##### Information provided

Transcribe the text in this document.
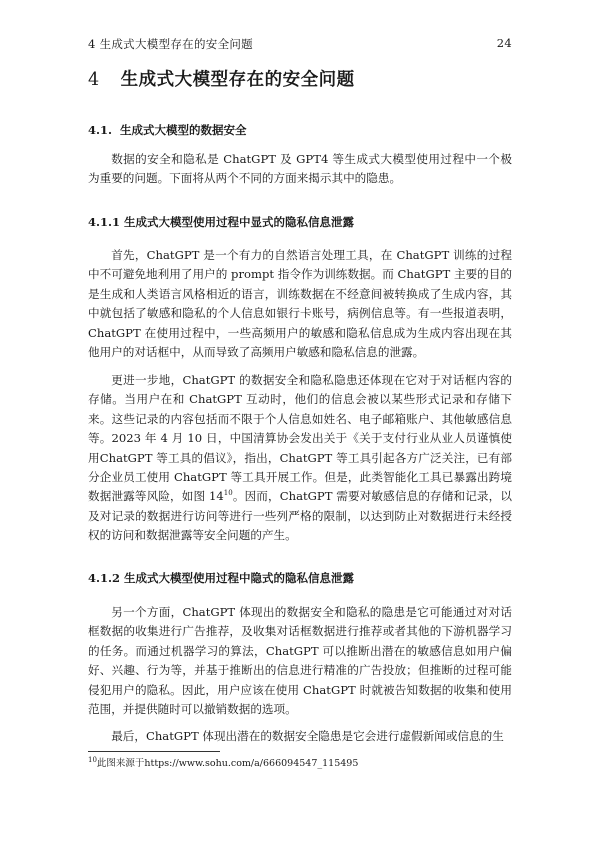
4 生成式大模型存在的安全问题	24
4 生成式大模型存在的安全问题
4.1. 生成式大模型的数据安全

数据的安全和隐私是 ChatGPT 及 GPT4 等生成式大模型使用过程中一个极为重要的问题。下面将从两个不同的方面来揭示其中的隐患。

4.1.1 生成式大模型使用过程中显式的隐私信息泄露

首先，ChatGPT 是一个有力的自然语言处理工具，在 ChatGPT 训练的过程中不可避免地利用了用户的 prompt 指令作为训练数据。而 ChatGPT 主要的目的是生成和人类语言风格相近的语言，训练数据在不经意间被转换成了生成内容，其中就包括了敏感和隐私的个人信息如银行卡账号，病例信息等。有一些报道表明，ChatGPT 在使用过程中，一些高频用户的敏感和隐私信息成为生成内容出现在其他用户的对话框中，从而导致了高频用户敏感和隐私信息的泄露。

更进一步地，ChatGPT 的数据安全和隐私隐患还体现在它对于对话框内容的存储。当用户在和 ChatGPT 互动时，他们的信息会被以某些形式记录和存储下来。这些记录的内容包括而不限于个人信息如姓名、电子邮箱账户、其他敏感信息等。2023 年 4 月 10 日，中国清算协会发出关于《关于支付行业从业人员谨慎使用ChatGPT 等工具的倡议》，指出，ChatGPT 等工具引起各方广泛关注，已有部分企业员工使用 ChatGPT 等工具开展工作。但是，此类智能化工具已暴露出跨境数据泄露等风险，如图 $14^{10}$。因而，ChatGPT 需要对敏感信息的存储和记录，以及对记录的数据进行访问等进行一些列严格的限制，以达到防止对数据进行未经授权的访问和数据泄露等安全问题的产生。

4.1.2 生成式大模型使用过程中隐式的隐私信息泄露

另一个方面，ChatGPT 体现出的数据安全和隐私的隐患是它可能通过对对话框数据的收集进行广告推荐，及收集对话框数据进行推荐或者其他的下游机器学习的任务。而通过机器学习的算法，ChatGPT 可以推断出潜在的敏感信息如用户偏好、兴趣、行为等，并基于推断出的信息进行精准的广告投放；但推断的过程可能侵犯用户的隐私。因此，用户应该在使用 ChatGPT 时就被告知数据的收集和使用范围，并提供随时可以撤销数据的选项。

最后，ChatGPT 体现出潜在的数据安全隐患是它会进行虚假新闻或信息的生

$^{10}$此图来源于https://www.sohu.com/a/666094547_115495
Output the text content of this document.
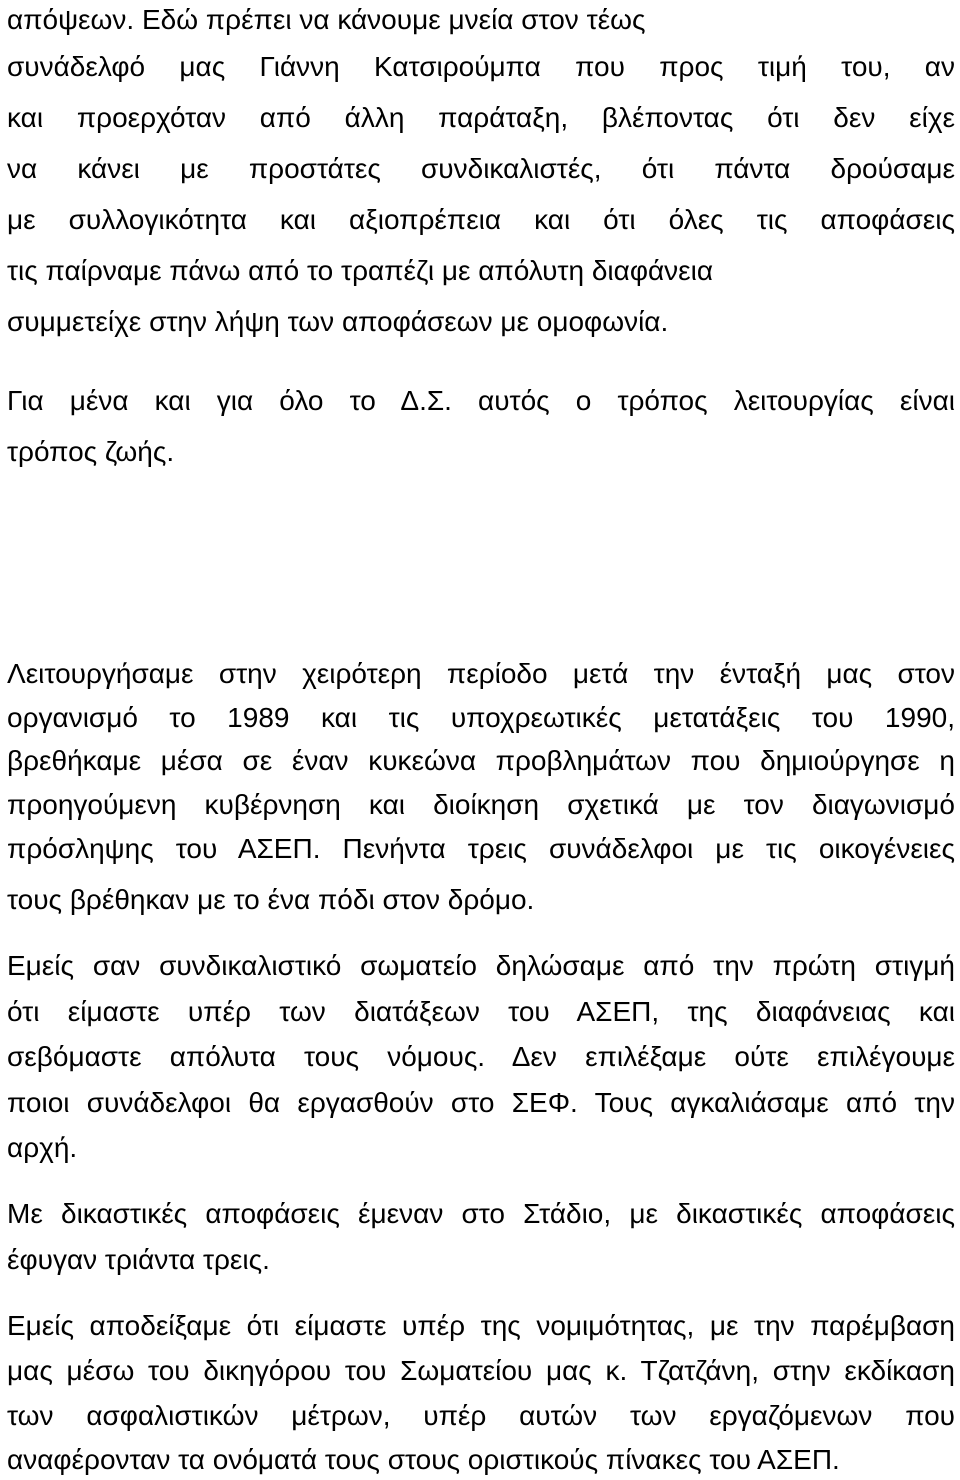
απόψεων. Εδώ πρέπει να κάνουμε μνεία στον τέως
συνάδελφό μας Γιάννη Κατσιρούμπα που προς τιμή του, αν
και προερχόταν από άλλη παράταξη, βλέποντας ότι δεν είχε
να κάνει με προστάτες συνδικαλιστές, ότι πάντα δρούσαμε
με συλλογικότητα και αξιοπρέπεια και ότι όλες τις αποφάσεις
τις παίρναμε πάνω από το τραπέζι με απόλυτη διαφάνεια
συμμετείχε στην λήψη των αποφάσεων με ομοφωνία.
Για μένα και για όλο το Δ.Σ. αυτός ο τρόπος λειτουργίας είναι
τρόπος ζωής.
Λειτουργήσαμε στην χειρότερη περίοδο μετά την ένταξή μας στον
οργανισμό το 1989 και τις υποχρεωτικές μετατάξεις του 1990,
βρεθήκαμε μέσα σε έναν κυκεώνα προβλημάτων που δημιούργησε η
προηγούμενη κυβέρνηση και διοίκηση σχετικά με τον διαγωνισμό
πρόσληψης του ΑΣΕΠ. Πενήντα τρεις συνάδελφοι με τις οικογένειες
τους βρέθηκαν με το ένα πόδι στον δρόμο.
Εμείς σαν συνδικαλιστικό σωματείο δηλώσαμε από την πρώτη στιγμή
ότι είμαστε υπέρ των διατάξεων του ΑΣΕΠ, της διαφάνειας και
σεβόμαστε απόλυτα τους νόμους. Δεν επιλέξαμε ούτε επιλέγουμε
ποιοι συνάδελφοι θα εργασθούν στο ΣΕΦ. Τους αγκαλιάσαμε από την
αρχή.
Με δικαστικές αποφάσεις έμεναν στο Στάδιο, με δικαστικές αποφάσεις
έφυγαν τριάντα τρεις.
Εμείς αποδείξαμε ότι είμαστε υπέρ της νομιμότητας, με την παρέμβαση
μας μέσω του δικηγόρου του Σωματείου μας κ. Τζατζάνη, στην εκδίκαση
των ασφαλιστικών μέτρων, υπέρ αυτών των εργαζόμενων που
αναφέρονταν τα ονόματά τους στους οριστικούς πίνακες του ΑΣΕΠ.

##########

The problem:
The listing above needs to be output again exactly. Don't include the pictures.

Written solution:
Transcribe the text in this document.
4 生成式大模型存在的安全问题	24
4 生成式大模型存在的安全问题
4.1. 生成式大模型的数据安全

数据的安全和隐私是 ChatGPT 及 GPT4 等生成式大模型使用过程中一个极为重要的问题。下面将从两个不同的方面来揭示其中的隐患。

4.1.1 生成式大模型使用过程中显式的隐私信息泄露

首先，ChatGPT 是一个有力的自然语言处理工具，在 ChatGPT 训练的过程中不可避免地利用了用户的 prompt 指令作为训练数据。而 ChatGPT 主要的目的是生成和人类语言风格相近的语言，训练数据在不经意间被转换成了生成内容，其中就包括了敏感和隐私的个人信息如银行卡账号，病例信息等。有一些报道表明，ChatGPT 在使用过程中，一些高频用户的敏感和隐私信息成为生成内容出现在其他用户的对话框中，从而导致了高频用户敏感和隐私信息的泄露。

更进一步地，ChatGPT 的数据安全和隐私隐患还体现在它对于对话框内容的存储。当用户在和 ChatGPT 互动时，他们的信息会被以某些形式记录和存储下来。这些记录的内容包括而不限于个人信息如姓名、电子邮箱账户、其他敏感信息等。2023 年 4 月 10 日，中国清算协会发出关于《关于支付行业从业人员谨慎使用ChatGPT 等工具的倡议》，指出，ChatGPT 等工具引起各方广泛关注，已有部分企业员工使用 ChatGPT 等工具开展工作。但是，此类智能化工具已暴露出跨境数据泄露等风险，如图 $14^{10}$。因而，ChatGPT 需要对敏感信息的存储和记录，以及对记录的数据进行访问等进行一些列严格的限制，以达到防止对数据进行未经授权的访问和数据泄露等安全问题的产生。

4.1.2 生成式大模型使用过程中隐式的隐私信息泄露

另一个方面，ChatGPT 体现出的数据安全和隐私的隐患是它可能通过对对话框数据的收集进行广告推荐，及收集对话框数据进行推荐或者其他的下游机器学习的任务。而通过机器学习的算法，ChatGPT 可以推断出潜在的敏感信息如用户偏好、兴趣、行为等，并基于推断出的信息进行精准的广告投放；但推断的过程可能侵犯用户的隐私。因此，用户应该在使用 ChatGPT 时就被告知数据的收集和使用范围，并提供随时可以撤销数据的选项。

最后，ChatGPT 体现出潜在的数据安全隐患是它会进行虚假新闻或信息的生

$^{10}$此图来源于https://www.sohu.com/a/666094547_115495
Output the text content of this document.
απόψεων. Εδώ πρέπει να κάνουμε μνεία στον τέως
συνάδελφό μας Γιάννη Κατσιρούμπα που προς τιμή του, αν
και προερχόταν από άλλη παράταξη, βλέποντας ότι δεν είχε
να κάνει με προστάτες συνδικαλιστές, ότι πάντα δρούσαμε
με συλλογικότητα και αξιοπρέπεια και ότι όλες τις αποφάσεις
τις παίρναμε πάνω από το τραπέζι με απόλυτη διαφάνεια
συμμετείχε στην λήψη των αποφάσεων με ομοφωνία.
Για μένα και για όλο το Δ.Σ. αυτός ο τρόπος λειτουργίας είναι
τρόπος ζωής.
Λειτουργήσαμε στην χειρότερη περίοδο μετά την ένταξή μας στον
οργανισμό το 1989 και τις υποχρεωτικές μετατάξεις του 1990,
βρεθήκαμε μέσα σε έναν κυκεώνα προβλημάτων που δημιούργησε η
προηγούμενη κυβέρνηση και διοίκηση σχετικά με τον διαγωνισμό
πρόσληψης του ΑΣΕΠ. Πενήντα τρεις συνάδελφοι με τις οικογένειες
τους βρέθηκαν με το ένα πόδι στον δρόμο.
Εμείς σαν συνδικαλιστικό σωματείο δηλώσαμε από την πρώτη στιγμή
ότι είμαστε υπέρ των διατάξεων του ΑΣΕΠ, της διαφάνειας και
σεβόμαστε απόλυτα τους νόμους. Δεν επιλέξαμε ούτε επιλέγουμε
ποιοι συνάδελφοι θα εργασθούν στο ΣΕΦ. Τους αγκαλιάσαμε από την
αρχή.
Με δικαστικές αποφάσεις έμεναν στο Στάδιο, με δικαστικές αποφάσεις
έφυγαν τριάντα τρεις.
Εμείς αποδείξαμε ότι είμαστε υπέρ της νομιμότητας, με την παρέμβαση
μας μέσω του δικηγόρου του Σωματείου μας κ. Τζατζάνη, στην εκδίκαση
των ασφαλιστικών μέτρων, υπέρ αυτών των εργαζόμενων που
αναφέρονταν τα ονόματά τους στους οριστικούς πίνακες του ΑΣΕΠ.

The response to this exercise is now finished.